* _TEXT SEGMENT_
Tuesday, January 06, 2009
Commissioners Dan Murrey and Dumont Clarke now talking about promoting local food, and preserving farms.
James says the board (at its 5 p.m. pre-meeting meeting) voted to support recording in concept but to get more details from the staff. The Observer's April Bethea's article indicates a bit less certainty.
Now we're hearing Andy Zoutewelle, who chairs the Environmental Policy Coordinating Council, tell them what the council's focus areas of interest will be for 2009-10. Commissioner Neil Cooksey is fanning himself. Most of the others are looking down, possibly reading the report.
CATS honcho John Muth gave a presentation to the Charlotte-Mecklenburg Planning Commission on Monday, detailing the most recent projections for budget cuts by the Charlotte Area Transit System. Here's a link to a pdf version of his PowerPoint.
If you went to the December Metropolitan Transit Commission meeting (of course you did, and it was the highlight of your holiday season) you've already seen Muth's PowerPoint presentation. But for the rest of us it was a good summation of what they're looking at.
Note in particular the graph on slide 3, showing the old 10-year projections of transit sales tax income, and the new 10-year projection, based on the most recent few months. Ouch!
Note also, on slide 7, that CATS has submitted $295 million in requests for funding from the Obama stimulus bill. Muth pointed out it's highly unlikely CATS will get $295 million. But if you never ask ...
Monday, January 05, 2009
If you'll recall, on Dec. 16 in "What University City needs," I referred to a study by the UNC Charlotte Center for Real Estate about housing and real estate in the University City area. University City Partners commissioned the study.
I've finally got a link to the report, if you've got a yen to burrow in. Here's the link. The study says it "evaluates the need for greater diversity across product types in the University City housing market. It also explores ways to encourage the production of higher–end housing through collaboration between the public and private sectors."

* _RECORDED INFORMATION_
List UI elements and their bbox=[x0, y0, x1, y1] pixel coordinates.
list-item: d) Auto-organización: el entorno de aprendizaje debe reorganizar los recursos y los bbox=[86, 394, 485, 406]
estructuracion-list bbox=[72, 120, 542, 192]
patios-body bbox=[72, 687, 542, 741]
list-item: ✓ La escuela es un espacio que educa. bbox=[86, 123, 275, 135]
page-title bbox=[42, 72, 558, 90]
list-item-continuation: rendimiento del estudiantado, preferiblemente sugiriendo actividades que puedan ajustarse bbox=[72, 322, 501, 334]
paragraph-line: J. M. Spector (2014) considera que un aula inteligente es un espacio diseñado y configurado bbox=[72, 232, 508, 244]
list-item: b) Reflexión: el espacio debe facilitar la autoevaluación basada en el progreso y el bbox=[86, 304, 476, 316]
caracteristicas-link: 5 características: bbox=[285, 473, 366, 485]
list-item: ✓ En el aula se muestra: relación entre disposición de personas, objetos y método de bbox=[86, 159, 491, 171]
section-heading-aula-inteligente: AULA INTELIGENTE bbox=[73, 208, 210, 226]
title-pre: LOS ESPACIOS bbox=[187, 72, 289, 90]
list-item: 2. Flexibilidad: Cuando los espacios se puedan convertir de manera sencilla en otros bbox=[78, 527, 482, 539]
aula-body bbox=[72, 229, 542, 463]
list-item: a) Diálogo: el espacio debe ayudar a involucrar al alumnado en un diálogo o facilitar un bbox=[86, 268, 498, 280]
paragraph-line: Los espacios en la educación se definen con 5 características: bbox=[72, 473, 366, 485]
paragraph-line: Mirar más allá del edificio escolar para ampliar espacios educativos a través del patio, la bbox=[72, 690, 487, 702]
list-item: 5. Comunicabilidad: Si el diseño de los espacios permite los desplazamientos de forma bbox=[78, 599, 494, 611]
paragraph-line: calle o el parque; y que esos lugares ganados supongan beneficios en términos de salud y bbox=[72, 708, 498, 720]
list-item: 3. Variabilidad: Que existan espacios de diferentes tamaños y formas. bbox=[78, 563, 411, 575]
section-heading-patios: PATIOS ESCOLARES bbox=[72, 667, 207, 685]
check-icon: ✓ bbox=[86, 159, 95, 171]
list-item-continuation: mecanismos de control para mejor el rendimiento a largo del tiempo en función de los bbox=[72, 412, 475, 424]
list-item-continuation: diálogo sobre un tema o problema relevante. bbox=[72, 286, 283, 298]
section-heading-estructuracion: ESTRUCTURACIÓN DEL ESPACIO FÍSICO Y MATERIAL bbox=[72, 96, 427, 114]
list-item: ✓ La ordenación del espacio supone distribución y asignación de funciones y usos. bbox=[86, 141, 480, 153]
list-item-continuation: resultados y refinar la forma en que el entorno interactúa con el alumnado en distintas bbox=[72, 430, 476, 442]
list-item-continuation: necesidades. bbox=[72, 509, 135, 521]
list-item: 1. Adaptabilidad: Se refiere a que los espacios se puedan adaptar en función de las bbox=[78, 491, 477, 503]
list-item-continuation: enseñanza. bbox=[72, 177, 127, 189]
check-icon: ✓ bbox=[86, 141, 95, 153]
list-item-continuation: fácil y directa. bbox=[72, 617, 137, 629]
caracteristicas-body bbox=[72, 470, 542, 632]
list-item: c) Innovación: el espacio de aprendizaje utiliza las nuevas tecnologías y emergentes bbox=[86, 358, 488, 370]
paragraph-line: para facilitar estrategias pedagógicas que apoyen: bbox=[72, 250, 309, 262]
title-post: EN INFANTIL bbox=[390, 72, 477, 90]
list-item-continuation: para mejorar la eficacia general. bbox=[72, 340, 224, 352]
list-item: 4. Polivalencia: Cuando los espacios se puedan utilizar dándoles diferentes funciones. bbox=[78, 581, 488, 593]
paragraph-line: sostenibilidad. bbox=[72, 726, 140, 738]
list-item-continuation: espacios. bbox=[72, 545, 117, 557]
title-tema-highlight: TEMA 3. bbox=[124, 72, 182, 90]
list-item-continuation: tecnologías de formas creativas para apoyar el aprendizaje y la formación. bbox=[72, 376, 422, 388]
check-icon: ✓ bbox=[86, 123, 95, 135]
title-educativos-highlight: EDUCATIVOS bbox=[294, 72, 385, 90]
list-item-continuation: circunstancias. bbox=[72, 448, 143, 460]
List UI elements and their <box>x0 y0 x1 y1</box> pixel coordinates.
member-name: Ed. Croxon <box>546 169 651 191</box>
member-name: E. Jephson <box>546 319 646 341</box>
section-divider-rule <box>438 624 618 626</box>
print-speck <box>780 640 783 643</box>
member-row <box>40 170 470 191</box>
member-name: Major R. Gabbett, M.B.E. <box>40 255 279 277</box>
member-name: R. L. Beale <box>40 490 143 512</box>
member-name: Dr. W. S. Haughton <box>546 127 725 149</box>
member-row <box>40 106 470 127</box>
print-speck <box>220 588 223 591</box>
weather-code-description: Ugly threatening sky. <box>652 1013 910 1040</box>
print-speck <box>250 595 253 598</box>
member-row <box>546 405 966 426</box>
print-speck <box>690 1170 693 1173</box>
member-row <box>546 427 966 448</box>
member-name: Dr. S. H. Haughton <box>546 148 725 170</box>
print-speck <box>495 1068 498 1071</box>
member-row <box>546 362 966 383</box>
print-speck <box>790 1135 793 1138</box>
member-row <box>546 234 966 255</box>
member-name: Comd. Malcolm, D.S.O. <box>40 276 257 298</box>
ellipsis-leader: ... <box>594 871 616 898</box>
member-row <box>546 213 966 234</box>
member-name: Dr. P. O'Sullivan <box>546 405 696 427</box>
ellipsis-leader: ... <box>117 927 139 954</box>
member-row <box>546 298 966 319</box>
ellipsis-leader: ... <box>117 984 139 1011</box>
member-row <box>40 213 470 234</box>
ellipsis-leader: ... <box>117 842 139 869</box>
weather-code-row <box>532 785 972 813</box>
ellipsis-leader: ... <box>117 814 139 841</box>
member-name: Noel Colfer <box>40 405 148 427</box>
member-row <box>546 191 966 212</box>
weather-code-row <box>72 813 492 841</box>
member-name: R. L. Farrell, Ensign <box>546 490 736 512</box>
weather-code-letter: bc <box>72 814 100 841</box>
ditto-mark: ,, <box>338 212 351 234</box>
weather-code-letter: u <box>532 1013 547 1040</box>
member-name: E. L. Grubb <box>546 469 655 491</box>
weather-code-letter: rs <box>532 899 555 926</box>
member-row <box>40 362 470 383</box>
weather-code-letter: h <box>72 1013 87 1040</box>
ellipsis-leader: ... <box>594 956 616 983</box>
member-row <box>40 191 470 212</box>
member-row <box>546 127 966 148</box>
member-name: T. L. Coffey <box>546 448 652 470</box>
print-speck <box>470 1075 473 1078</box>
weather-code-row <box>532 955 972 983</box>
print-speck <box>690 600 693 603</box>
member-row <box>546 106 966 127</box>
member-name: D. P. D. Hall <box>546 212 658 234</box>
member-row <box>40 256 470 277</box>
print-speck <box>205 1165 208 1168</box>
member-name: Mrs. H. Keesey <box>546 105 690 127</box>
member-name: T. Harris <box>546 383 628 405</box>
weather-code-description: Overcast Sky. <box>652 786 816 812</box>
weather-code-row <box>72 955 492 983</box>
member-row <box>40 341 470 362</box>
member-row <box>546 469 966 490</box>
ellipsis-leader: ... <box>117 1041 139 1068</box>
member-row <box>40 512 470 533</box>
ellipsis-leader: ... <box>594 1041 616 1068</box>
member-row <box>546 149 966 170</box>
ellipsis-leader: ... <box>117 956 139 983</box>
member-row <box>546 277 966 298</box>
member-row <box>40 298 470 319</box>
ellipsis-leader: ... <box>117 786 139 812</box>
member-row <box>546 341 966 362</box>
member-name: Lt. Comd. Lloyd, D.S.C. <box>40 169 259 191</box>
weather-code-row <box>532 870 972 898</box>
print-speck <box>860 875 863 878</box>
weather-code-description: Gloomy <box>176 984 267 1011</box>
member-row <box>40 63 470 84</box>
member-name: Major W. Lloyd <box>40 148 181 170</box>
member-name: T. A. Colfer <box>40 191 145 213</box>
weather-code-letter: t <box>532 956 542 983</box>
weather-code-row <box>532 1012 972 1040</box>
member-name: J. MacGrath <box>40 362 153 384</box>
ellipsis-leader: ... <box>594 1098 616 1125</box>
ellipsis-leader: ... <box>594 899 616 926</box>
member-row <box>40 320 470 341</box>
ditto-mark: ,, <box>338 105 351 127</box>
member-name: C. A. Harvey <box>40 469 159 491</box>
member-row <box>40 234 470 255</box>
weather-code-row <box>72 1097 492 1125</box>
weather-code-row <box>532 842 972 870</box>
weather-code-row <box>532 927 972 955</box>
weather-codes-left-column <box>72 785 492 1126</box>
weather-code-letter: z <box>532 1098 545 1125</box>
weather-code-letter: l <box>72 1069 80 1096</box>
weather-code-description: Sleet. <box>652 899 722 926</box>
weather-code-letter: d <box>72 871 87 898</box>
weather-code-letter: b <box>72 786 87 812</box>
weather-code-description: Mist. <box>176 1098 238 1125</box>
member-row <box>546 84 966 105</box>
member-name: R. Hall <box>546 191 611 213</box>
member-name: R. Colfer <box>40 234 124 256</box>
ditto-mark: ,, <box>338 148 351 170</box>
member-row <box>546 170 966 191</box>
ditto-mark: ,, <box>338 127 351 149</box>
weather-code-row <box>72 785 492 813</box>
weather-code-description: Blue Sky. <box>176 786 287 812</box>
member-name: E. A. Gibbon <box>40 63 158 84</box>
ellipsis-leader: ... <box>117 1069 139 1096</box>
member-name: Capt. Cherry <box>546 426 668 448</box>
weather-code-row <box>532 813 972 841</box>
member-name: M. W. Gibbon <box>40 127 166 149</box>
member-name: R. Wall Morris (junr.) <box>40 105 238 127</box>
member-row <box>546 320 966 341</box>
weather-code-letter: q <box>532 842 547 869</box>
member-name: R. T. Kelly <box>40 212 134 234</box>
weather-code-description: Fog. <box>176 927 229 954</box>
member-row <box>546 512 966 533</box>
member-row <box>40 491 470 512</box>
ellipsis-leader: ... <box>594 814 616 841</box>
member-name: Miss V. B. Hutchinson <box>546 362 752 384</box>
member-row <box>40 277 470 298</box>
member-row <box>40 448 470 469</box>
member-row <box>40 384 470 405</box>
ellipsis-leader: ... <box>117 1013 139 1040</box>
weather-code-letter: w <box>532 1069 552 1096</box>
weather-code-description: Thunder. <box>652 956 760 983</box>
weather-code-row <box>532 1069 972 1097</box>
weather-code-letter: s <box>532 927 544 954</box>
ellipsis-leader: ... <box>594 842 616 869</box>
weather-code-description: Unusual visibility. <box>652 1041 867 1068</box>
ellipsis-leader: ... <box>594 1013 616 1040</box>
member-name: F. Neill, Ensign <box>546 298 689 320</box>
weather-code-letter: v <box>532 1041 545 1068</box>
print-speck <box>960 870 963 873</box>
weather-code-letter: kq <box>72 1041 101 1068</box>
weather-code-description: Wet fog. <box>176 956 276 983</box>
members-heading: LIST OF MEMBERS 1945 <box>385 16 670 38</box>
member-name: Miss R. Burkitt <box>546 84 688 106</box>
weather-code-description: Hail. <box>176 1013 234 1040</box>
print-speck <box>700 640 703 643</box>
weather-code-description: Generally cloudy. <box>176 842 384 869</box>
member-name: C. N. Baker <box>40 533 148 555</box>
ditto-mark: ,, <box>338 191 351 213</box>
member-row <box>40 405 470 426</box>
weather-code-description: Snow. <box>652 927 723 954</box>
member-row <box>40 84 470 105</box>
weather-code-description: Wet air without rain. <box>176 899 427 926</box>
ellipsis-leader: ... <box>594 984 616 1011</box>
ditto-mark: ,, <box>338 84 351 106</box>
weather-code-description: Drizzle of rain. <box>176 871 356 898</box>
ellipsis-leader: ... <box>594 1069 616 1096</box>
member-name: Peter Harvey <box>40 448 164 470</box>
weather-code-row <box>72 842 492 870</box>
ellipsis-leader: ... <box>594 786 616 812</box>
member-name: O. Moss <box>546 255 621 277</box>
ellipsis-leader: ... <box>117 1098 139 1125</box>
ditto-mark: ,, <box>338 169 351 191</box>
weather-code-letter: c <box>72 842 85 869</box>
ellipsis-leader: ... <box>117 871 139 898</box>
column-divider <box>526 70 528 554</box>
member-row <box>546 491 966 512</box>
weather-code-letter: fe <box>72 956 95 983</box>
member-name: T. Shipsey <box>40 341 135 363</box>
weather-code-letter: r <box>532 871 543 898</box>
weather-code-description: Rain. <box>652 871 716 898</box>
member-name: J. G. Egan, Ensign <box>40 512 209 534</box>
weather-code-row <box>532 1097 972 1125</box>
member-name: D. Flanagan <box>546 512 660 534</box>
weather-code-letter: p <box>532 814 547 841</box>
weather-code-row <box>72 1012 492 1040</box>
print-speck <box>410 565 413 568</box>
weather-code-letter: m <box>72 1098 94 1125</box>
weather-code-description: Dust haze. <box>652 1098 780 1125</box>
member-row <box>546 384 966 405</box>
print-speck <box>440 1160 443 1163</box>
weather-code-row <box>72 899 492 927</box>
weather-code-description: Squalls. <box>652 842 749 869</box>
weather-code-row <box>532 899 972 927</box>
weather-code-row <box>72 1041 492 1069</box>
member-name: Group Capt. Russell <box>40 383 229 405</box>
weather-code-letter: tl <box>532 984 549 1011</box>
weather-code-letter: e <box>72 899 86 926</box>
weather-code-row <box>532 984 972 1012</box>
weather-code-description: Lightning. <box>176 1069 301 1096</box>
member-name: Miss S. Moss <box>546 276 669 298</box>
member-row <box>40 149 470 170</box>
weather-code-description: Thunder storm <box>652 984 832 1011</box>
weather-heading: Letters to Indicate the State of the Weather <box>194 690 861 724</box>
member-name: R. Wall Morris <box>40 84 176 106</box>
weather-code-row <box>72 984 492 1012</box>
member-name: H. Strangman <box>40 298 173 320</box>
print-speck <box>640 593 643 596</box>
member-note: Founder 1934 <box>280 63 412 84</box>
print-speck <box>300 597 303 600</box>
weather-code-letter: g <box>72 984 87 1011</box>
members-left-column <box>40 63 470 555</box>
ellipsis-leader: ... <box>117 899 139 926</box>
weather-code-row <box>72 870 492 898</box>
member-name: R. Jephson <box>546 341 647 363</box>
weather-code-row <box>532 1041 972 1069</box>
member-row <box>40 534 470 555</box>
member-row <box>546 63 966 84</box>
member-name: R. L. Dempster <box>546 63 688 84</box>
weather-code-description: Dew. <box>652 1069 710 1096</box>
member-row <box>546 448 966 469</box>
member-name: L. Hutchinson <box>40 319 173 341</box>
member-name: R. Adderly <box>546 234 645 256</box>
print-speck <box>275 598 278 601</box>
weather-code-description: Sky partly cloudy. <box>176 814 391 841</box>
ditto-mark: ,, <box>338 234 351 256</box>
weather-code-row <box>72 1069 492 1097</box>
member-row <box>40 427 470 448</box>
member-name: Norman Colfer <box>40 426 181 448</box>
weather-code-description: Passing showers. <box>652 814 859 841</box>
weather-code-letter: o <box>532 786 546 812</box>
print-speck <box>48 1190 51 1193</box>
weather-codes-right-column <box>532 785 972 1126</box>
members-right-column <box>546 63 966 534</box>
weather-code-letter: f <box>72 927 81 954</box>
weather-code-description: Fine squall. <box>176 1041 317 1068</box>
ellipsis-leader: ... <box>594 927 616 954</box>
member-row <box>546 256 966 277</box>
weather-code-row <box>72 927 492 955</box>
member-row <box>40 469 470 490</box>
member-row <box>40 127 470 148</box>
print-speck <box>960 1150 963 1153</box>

* _REQUIRED ACTIONS_
A: Transcribe the portion of the Charlotte blog posts starting with "If you went" and going on through "they're looking at.".
B: Please name every person the Charlotte blog posts call a commissioner.
C: Take the Charlotte blog posts further, picking up after their final sentence.
The records have nothing to do with the Charlotte blog posts.

* _RESPONSES TO THE TASKS_
A:
If you went to the December Metropolitan Transit Commission meeting (of course you did, and it was the highlight of your holiday season) you've already seen Muth's PowerPoint presentation. But for the rest of us it was a good summation of what they're looking at.

B: Dan Murrey, Dumont Clarke, Neil Cooksey

C:
Here's one interesting tidbit about what homebuyers are seeking: "Interestingly, proximity to UNC Charlotte was identified as an amenity only for employees of the university. Athletic, cultural, and educational opportunities available at the university were rarely cited on their own as important factors to homebuyers."
Also pay attention to the sections on pages 8 and 9 about knowledge-based workers, a.k.a. the creative class. They prefer mixed-use, urban neighborhoods over homogenous suburbia, and tend to shun newly developed mixed-use neighborhoods because they feel contrived and lack "authenticity."
That doesn't bode well for U.C.'s hopes to attract the creative class. The area is total suburbia. Even if its new development is on a more urban pattern -- stores and homes not separated, apartments aren't sequestered from single-family houses and everything is closer than in conventional suburbia -- it isn't going to be "organic" for decades.
Quick disclaimer: I haven't read the whole report. It IS a workday, after all, and my regular job (editorial board member, op-ed columnist, etc.) nips at my heels. But I wanted to offer the full report to those interested.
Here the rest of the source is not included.